WHAT IS ASKED – Search the listing below for the word "февраля" and copy each line that holds it.

Dataset items –

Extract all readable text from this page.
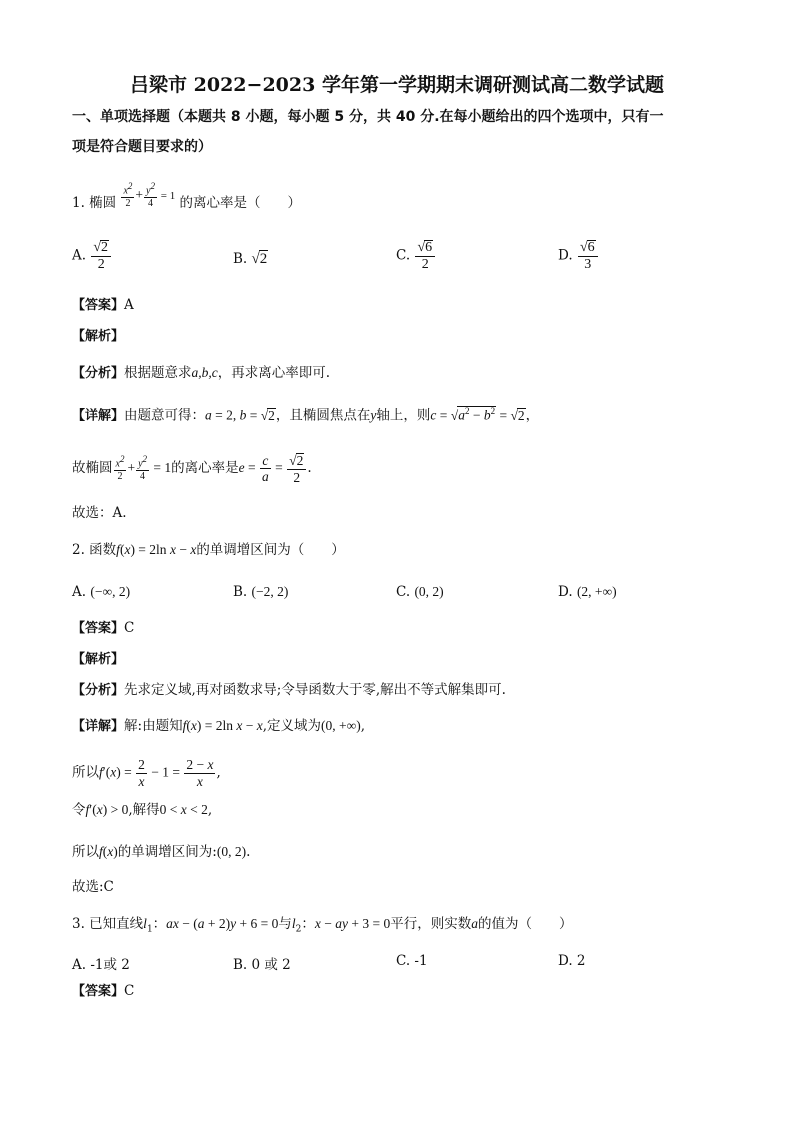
吕梁市 2022−2023 学年第一学期期末调研测试高二数学试题
一、单项选择题（本题共 8 小题，每小题 5 分，共 40 分.在每小题给出的四个选项中，只有一
项是符合题目要求的）
1. 椭圆 $\frac{x^2}{2} + \frac{y^2}{4} ^{= 1}$ 的离心率是（　　）
A. $\frac{√2}{2}$	B. √2	C. $\frac{√6}{2}$	D. $\frac{√6}{3}$
【答案】A
【解析】
【分析】根据题意求a,b,c，再求离心率即可.
【详解】由题意可得：a = 2, b = √2，且椭圆焦点在y轴上，则$c = √a^2 - b^2 = √2$，
故椭圆 $\frac{x^2}{2} + \frac{y^2}{4} = 1$的离心率是$e = \frac{c}{a} = \frac{√2}{2}$ .
故选：A.
2. 函数f(x) = 2ln x − x的单调增区间为（　　）
A. (−∞, 2)	B. (−2, 2)	C. (0, 2)	D. (2, +∞)
【答案】C
【解析】
【分析】先求定义域,再对函数求导;令导函数大于零,解出不等式解集即可.
【详解】解:由题知f(x) = 2ln x − x,定义域为(0, +∞),
所以$f'(x) = \frac{2}{x} - 1 = \frac{2 - x}{x}$ ,
令f′(x) > 0,解得0 < x < 2,
所以f(x)的单调增区间为:(0, 2).
故选:C
3. 已知直线$l_1$：ax − (a + 2)y + 6 = 0与$l_2$：x − ay + 3 = 0平行，则实数a的值为（　　）
A. -1或 2	B. 0 或 2	C. -1	D. 2
【答案】C
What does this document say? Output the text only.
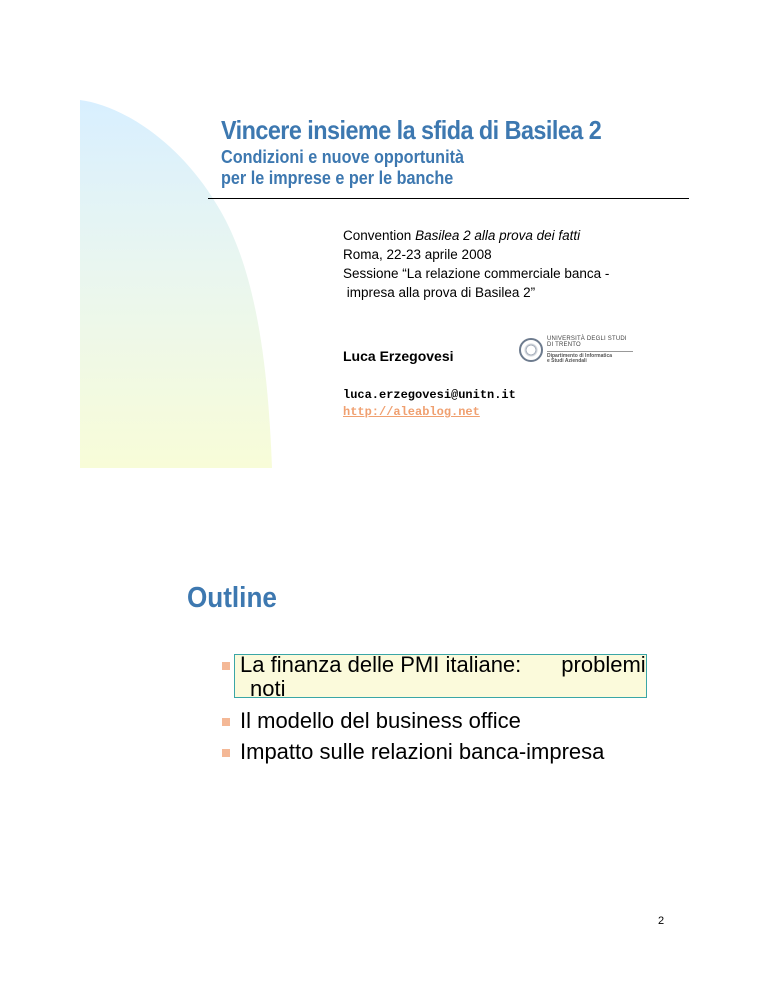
Vincere insieme la sfida di Basilea 2
Condizioni e nuove opportunità
per le imprese e per le banche
Convention Basilea 2 alla prova dei fatti
Roma, 22-23 aprile 2008
Sessione “La relazione commerciale banca -
impresa alla prova di Basilea 2”
Luca Erzegovesi
UNIVERSITÀ DEGLI STUDI
DI TRENTO
Dipartimento di Informatica
e Studi Aziendali
luca.erzegovesi@unitn.it
http://aleablog.net
Outline
La finanza delle PMI italiane: problemi
noti
Il modello del business office
Impatto sulle relazioni banca-impresa
2
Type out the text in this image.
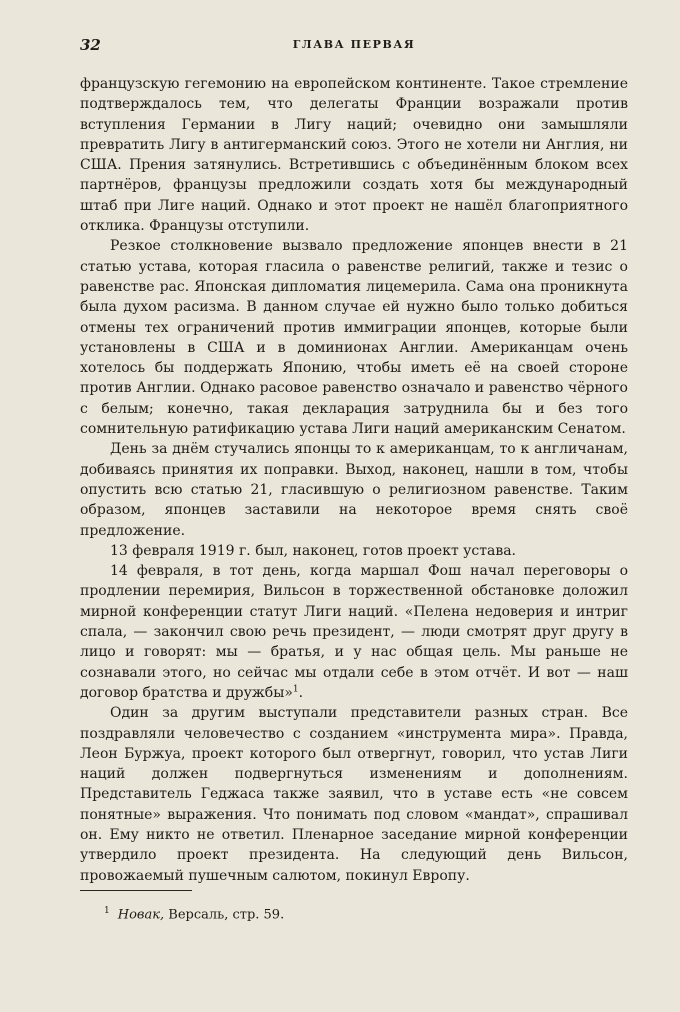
32	ГЛАВА ПЕРВАЯ

французскую гегемонию на европейском континенте. Такое стремление подтверждалось тем, что делегаты Франции возражали против вступления Германии в Лигу наций; очевидно они замышляли превратить Лигу в антигерманский союз. Этого не хотели ни Англия, ни США. Прения затянулись. Встретившись с объединённым блоком всех партнёров, французы предложили создать хотя бы международный штаб при Лиге наций. Однако и этот проект не нашёл благоприятного отклика. Французы отступили.

Резкое столкновение вызвало предложение японцев внести в 21 статью устава, которая гласила о равенстве религий, также и тезис о равенстве рас. Японская дипломатия лицемерила. Сама она проникнута была духом расизма. В данном случае ей нужно было только добиться отмены тех ограничений против иммиграции японцев, которые были установлены в США и в доминионах Англии. Американцам очень хотелось бы поддержать Японию, чтобы иметь её на своей стороне против Англии. Однако расовое равенство означало и равенство чёрного с белым; конечно, такая декларация затруднила бы и без того сомнительную ратификацию устава Лиги наций американским Сенатом.

День за днём стучались японцы то к американцам, то к англичанам, добиваясь принятия их поправки. Выход, наконец, нашли в том, чтобы опустить всю статью 21, гласившую о религиозном равенстве. Таким образом, японцев заставили на некоторое время снять своё предложение.

13 февраля 1919 г. был, наконец, готов проект устава.

14 февраля, в тот день, когда маршал Фош начал переговоры о продлении перемирия, Вильсон в торжественной обстановке доложил мирной конференции статут Лиги наций. «Пелена недоверия и интриг спала, — закончил свою речь президент, — люди смотрят друг другу в лицо и говорят: мы — братья, и у нас общая цель. Мы раньше не сознавали этого, но сейчас мы отдали себе в этом отчёт. И вот — наш договор братства и дружбы»$^1$.

Один за другим выступали представители разных стран. Все поздравляли человечество с созданием «инструмента мира». Правда, Леон Буржуа, проект которого был отвергнут, говорил, что устав Лиги наций должен подвергнуться изменениям и дополнениям. Представитель Геджаса также заявил, что в уставе есть «не совсем понятные» выражения. Что понимать под словом «мандат», спрашивал он. Ему никто не ответил. Пленарное заседание мирной конференции утвердило проект президента. На следующий день Вильсон, провожаемый пушечным салютом, покинул Европу.

$^1$ Новак, Версаль, стр. 59.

EXERCISE OUTPUT –
13 февраля 1919 г. был, наконец, готов проект устава.
14 февраля, в тот день, когда маршал Фош начал переговоры о продлении перемирия, Вильсон в торжественной обстановке доложил мирной конференции статут Лиги наций. «Пелена недоверия и интриг спала, — закончил свою речь президент, — люди смотрят друг другу в лицо и говорят: мы — братья, и у нас общая цель. Мы раньше не сознавали этого, но сейчас мы отдали себе в этом отчёт. И вот — наш договор братства и дружбы»$^1$.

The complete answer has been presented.